SELECTED PASSAGE:
++++++++++++++++++++

Seems pretty much spot on.  The Vega will also deliver what what was promised.  The first "prosumer" card, lol.  Ever since ATI became AMD that's all they've seemed to be able to sell--prosumer cards.  The architecture always seems so generic and too future-proof.  Too open and reliant on people devoting their free time to help "the cause"...


----------



## ShurikN (Jun 29, 2017)

I'm actually wondering why this card exists.
It's not a gaming card, and at $1000 it can't compete with similar offerings.
It's not a workstation card, as it gets beaten by much smaller (die) ws gpus...

The only reason I can think of as to why is AMD wasting Vega chips on this abomination (and not on RX) is probably due to the early chips being utter crap. Hence the delay between FE and RX Vega.

A jack of all trades, but pretty mediocre at all of them.


----------



## Basard (Jun 29, 2017)

ShurikN said:


> I'm actually wondering why this card exists.
> It's not a gaming card, and at $1000 it can't compete with similar offerings.
> It's not a workstation card, as it gets beaten by much smaller (die) ws gpus...
> 
> ...



It's the best they could do with a shrunken Fiji.... 
Now, if they could hit 2Ghz.... Nvidia seems to have whooped AMD's ass on the way to 2Ghz.  Oh well, you can't win ALL of the Ghz battles, AMD.  
The slogan should have been "Vega--The Bulldozer of GPUs," the RX Vega's will be "RX vega--the Piledriver of GPU's," and hopefully by the time Navi 2.0 comes out we will have something better than Ryzen to compare it too. 
I hate to hate AMD, but I hope the next revision of Ryzen will offer something other than more cores and a mediocre IPC.  
Done ranting for the night.  Later guys!


----------



## Th3pwn3r (Jun 29, 2017)

Fluffmeister said:


> When are the consumer gaming orientated versions due?



Are you new here or just to the Vega 'situation'?

And my lord, there are so many terrible, stupid, comments filled with BS that I wish I had more faces and palms.


----------



## toilet pepper (Jun 29, 2017)

EarthDog said:


> But wait!!!!!!!!! Drivers aren't mature and this dude didn't potentially didn't set up configurations for it......... Ugh, the speculation to play both sides to the middle........... bleh.
> 
> 
> Guys, GPUs don't 'brown out' and get "slower" because of an inadequate PSU...



Uhmmm. Jayztwocents made a video about that today. Even the cables you use from the PSU mattered in benchmarking. Insignificant but there was a change.


----------



## Fluffmeister (Jun 29, 2017)

Th3pwn3r said:


> Are you new here or just to the Vega 'situation'?
> 
> And my lord, there are so many terrible, stupid, comments filled with BS that I wish I had more faces and palms.



I'm new to the V3ga 'situation'!

But i hear ya, it's facepalm galore.


----------



## Th3pwn3r (Jun 29, 2017)

Fluffmeister said:


> I'm new to the V3ga 'situation'!
> 
> But i hear ya, it's facepalm galore.

++++++++++++++++++++

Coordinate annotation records
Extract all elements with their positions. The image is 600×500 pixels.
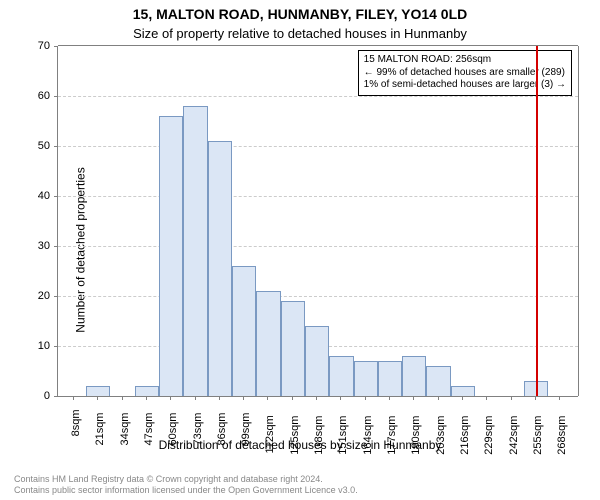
x-tick-mark [316,396,317,400]
plot-area: 15 MALTON ROAD: 256sqm ← 99% of detached… [58,46,578,396]
y-tick-label: 20 [38,290,50,302]
gridline [58,296,578,298]
y-tick-label: 10 [38,340,50,352]
histogram-bar [232,266,256,396]
y-tick-mark [54,346,58,347]
chart-title-sub: Size of property relative to detached ho… [0,26,600,41]
x-tick-mark [73,396,74,400]
y-tick-mark [54,146,58,147]
y-tick-mark [54,196,58,197]
chart-title-main: 15, MALTON ROAD, HUNMANBY, FILEY, YO14 0… [0,6,600,22]
x-tick-mark [243,396,244,400]
y-tick-label: 30 [38,240,50,252]
histogram-bar [183,106,207,396]
x-axis-label: Distribution of detached houses by size … [0,438,600,452]
histogram-bar [135,386,159,396]
y-axis-right-line [578,46,579,396]
histogram-bar [378,361,402,396]
histogram-bar [86,386,110,396]
x-tick-mark [486,396,487,400]
x-tick-mark [219,396,220,400]
footer-line2: Contains public sector information licen… [14,485,358,496]
histogram-bar [451,386,475,396]
x-tick-mark [146,396,147,400]
y-tick-mark [54,296,58,297]
y-tick-mark [54,396,58,397]
y-tick-label: 40 [38,190,50,202]
y-axis-line [57,46,58,396]
x-axis-line [58,396,578,397]
x-tick-mark [511,396,512,400]
x-tick-mark [413,396,414,400]
annotation-box: 15 MALTON ROAD: 256sqm ← 99% of detached… [358,50,572,96]
histogram-bar [329,356,353,396]
x-tick-mark [292,396,293,400]
chart-root: 15, MALTON ROAD, HUNMANBY, FILEY, YO14 0… [0,0,600,500]
gridline [58,96,578,98]
x-tick-label: 8sqm [64,409,82,436]
histogram-bar [354,361,378,396]
histogram-bar [402,356,426,396]
x-tick-mark [535,396,536,400]
reference-vline [536,46,538,396]
histogram-bar [208,141,232,396]
x-tick-mark [340,396,341,400]
y-tick-label: 0 [44,390,50,402]
x-tick-mark [267,396,268,400]
x-tick-mark [462,396,463,400]
x-tick-mark [170,396,171,400]
x-tick-mark [97,396,98,400]
x-tick-mark [122,396,123,400]
histogram-bar [281,301,305,396]
footer-line1: Contains HM Land Registry data © Crown c… [14,474,358,485]
histogram-bar [305,326,329,396]
histogram-bar [159,116,183,396]
y-tick-mark [54,46,58,47]
x-tick-mark [365,396,366,400]
y-tick-mark [54,246,58,247]
gridline [58,246,578,248]
y-tick-label: 60 [38,90,50,102]
x-tick-mark [389,396,390,400]
y-tick-label: 50 [38,140,50,152]
y-tick-label: 70 [38,40,50,52]
footer: Contains HM Land Registry data © Crown c… [14,474,358,497]
gridline [58,196,578,198]
x-tick-mark [438,396,439,400]
gridline [58,146,578,148]
x-axis-top-line [58,45,578,46]
histogram-bar [426,366,450,396]
x-tick-mark [195,396,196,400]
x-tick-mark [559,396,560,400]
y-tick-mark [54,96,58,97]
histogram-bar [256,291,280,396]
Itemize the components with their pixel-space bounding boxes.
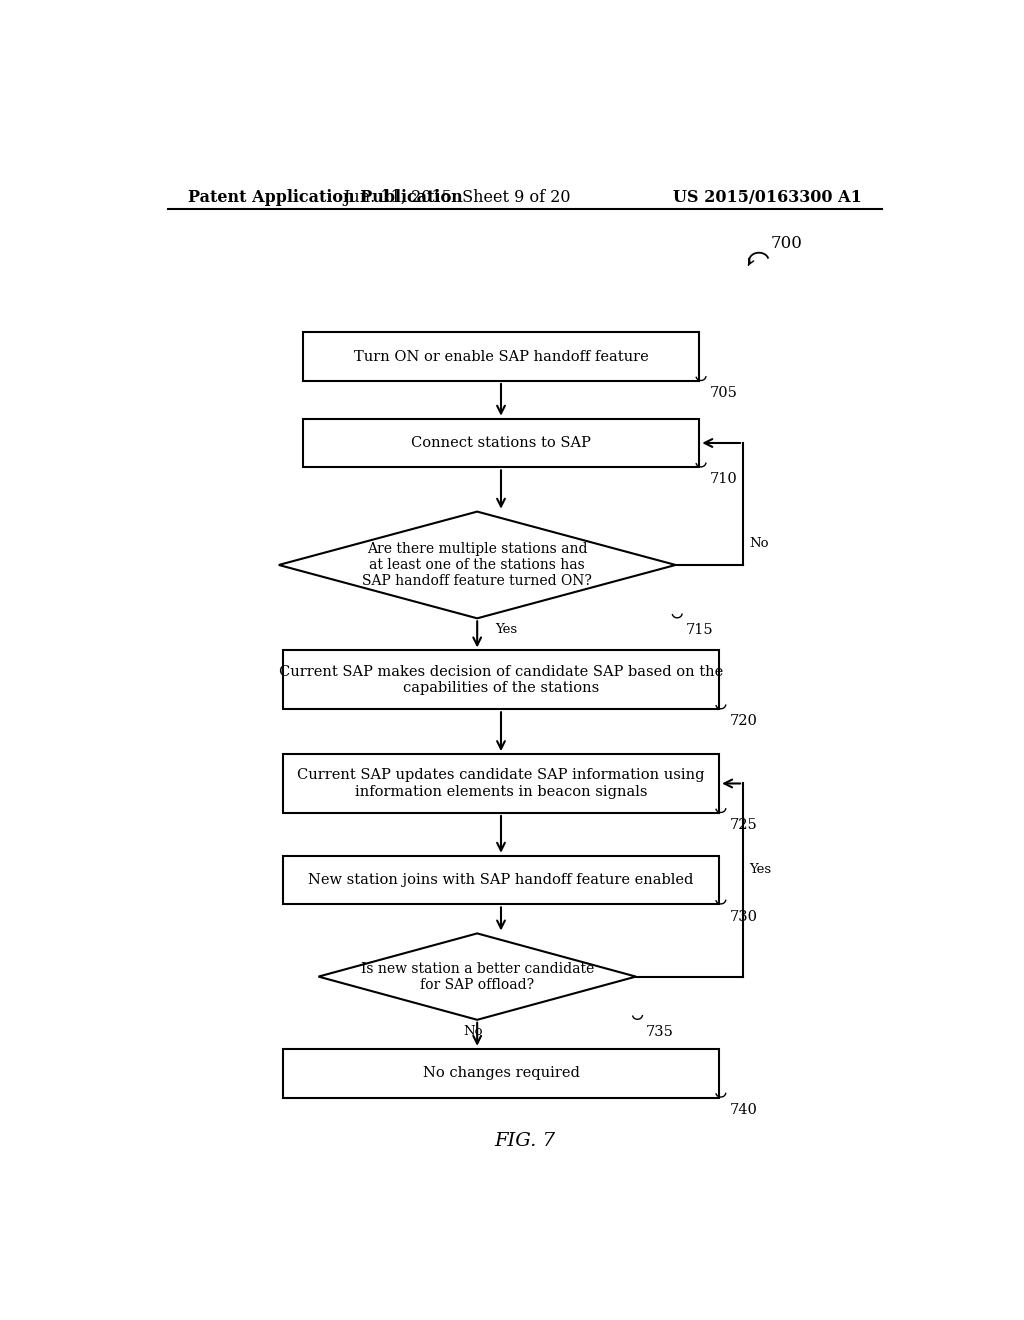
Text: 740: 740 xyxy=(729,1102,758,1117)
Text: Current SAP makes decision of candidate SAP based on the
capabilities of the sta: Current SAP makes decision of candidate … xyxy=(279,665,723,694)
Polygon shape xyxy=(279,512,676,618)
Text: No changes required: No changes required xyxy=(423,1067,580,1080)
Text: Are there multiple stations and
at least one of the stations has
SAP handoff fea: Are there multiple stations and at least… xyxy=(362,541,592,589)
FancyBboxPatch shape xyxy=(283,754,719,813)
Polygon shape xyxy=(318,933,636,1020)
Text: 700: 700 xyxy=(771,235,803,252)
Text: Patent Application Publication: Patent Application Publication xyxy=(187,189,462,206)
Text: 715: 715 xyxy=(686,623,714,638)
Text: No: No xyxy=(750,537,769,549)
Text: No: No xyxy=(464,1024,483,1038)
Text: Current SAP updates candidate SAP information using
information elements in beac: Current SAP updates candidate SAP inform… xyxy=(297,768,705,799)
Text: 720: 720 xyxy=(729,714,758,729)
Text: 725: 725 xyxy=(729,818,758,832)
FancyBboxPatch shape xyxy=(283,855,719,904)
Text: 735: 735 xyxy=(646,1024,674,1039)
Text: Connect stations to SAP: Connect stations to SAP xyxy=(411,436,591,450)
Text: 705: 705 xyxy=(710,385,737,400)
Text: New station joins with SAP handoff feature enabled: New station joins with SAP handoff featu… xyxy=(308,873,693,887)
Text: Yes: Yes xyxy=(750,863,771,876)
Text: 730: 730 xyxy=(729,909,758,924)
Text: Yes: Yes xyxy=(495,623,517,636)
Text: 710: 710 xyxy=(710,473,737,487)
Text: Turn ON or enable SAP handoff feature: Turn ON or enable SAP handoff feature xyxy=(353,350,648,363)
FancyBboxPatch shape xyxy=(283,651,719,709)
Text: Jun. 11, 2015  Sheet 9 of 20: Jun. 11, 2015 Sheet 9 of 20 xyxy=(344,189,571,206)
Text: Is new station a better candidate
for SAP offload?: Is new station a better candidate for SA… xyxy=(360,961,594,991)
FancyBboxPatch shape xyxy=(283,1049,719,1097)
FancyBboxPatch shape xyxy=(303,418,699,467)
Text: FIG. 7: FIG. 7 xyxy=(495,1133,555,1150)
FancyBboxPatch shape xyxy=(303,333,699,381)
Text: US 2015/0163300 A1: US 2015/0163300 A1 xyxy=(673,189,862,206)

++++++++++++++++++++

PROBLEMS AND TASKS:
[1] In one to three sentences, explain the reason ShurikN gives in the Vega forum thread for AMD using Vega chips in this card rather than in RX cards.
[2] Reproduce verbatim the stretch of the Vega forum thread from "It's the best" through "Ghz battles, AMD.".
[3] In the Vega forum thread, who does toilet pepper say made a video showing that even PSU cables affected benchmarking?
The data are unrelated to the Vega forum thread.

SOLUTIONS PER TASK:
[1] ShurikN thinks it is probably because the early chips were "utter crap." According to the post, that would also explain the delay between FE and RX Vega.

[2]
It's the best they could do with a shrunken Fiji.... 
Now, if they could hit 2Ghz.... Nvidia seems to have whooped AMD's ass on the way to 2Ghz.  Oh well, you can't win ALL of the Ghz battles, AMD.

[3] Jayztwocents.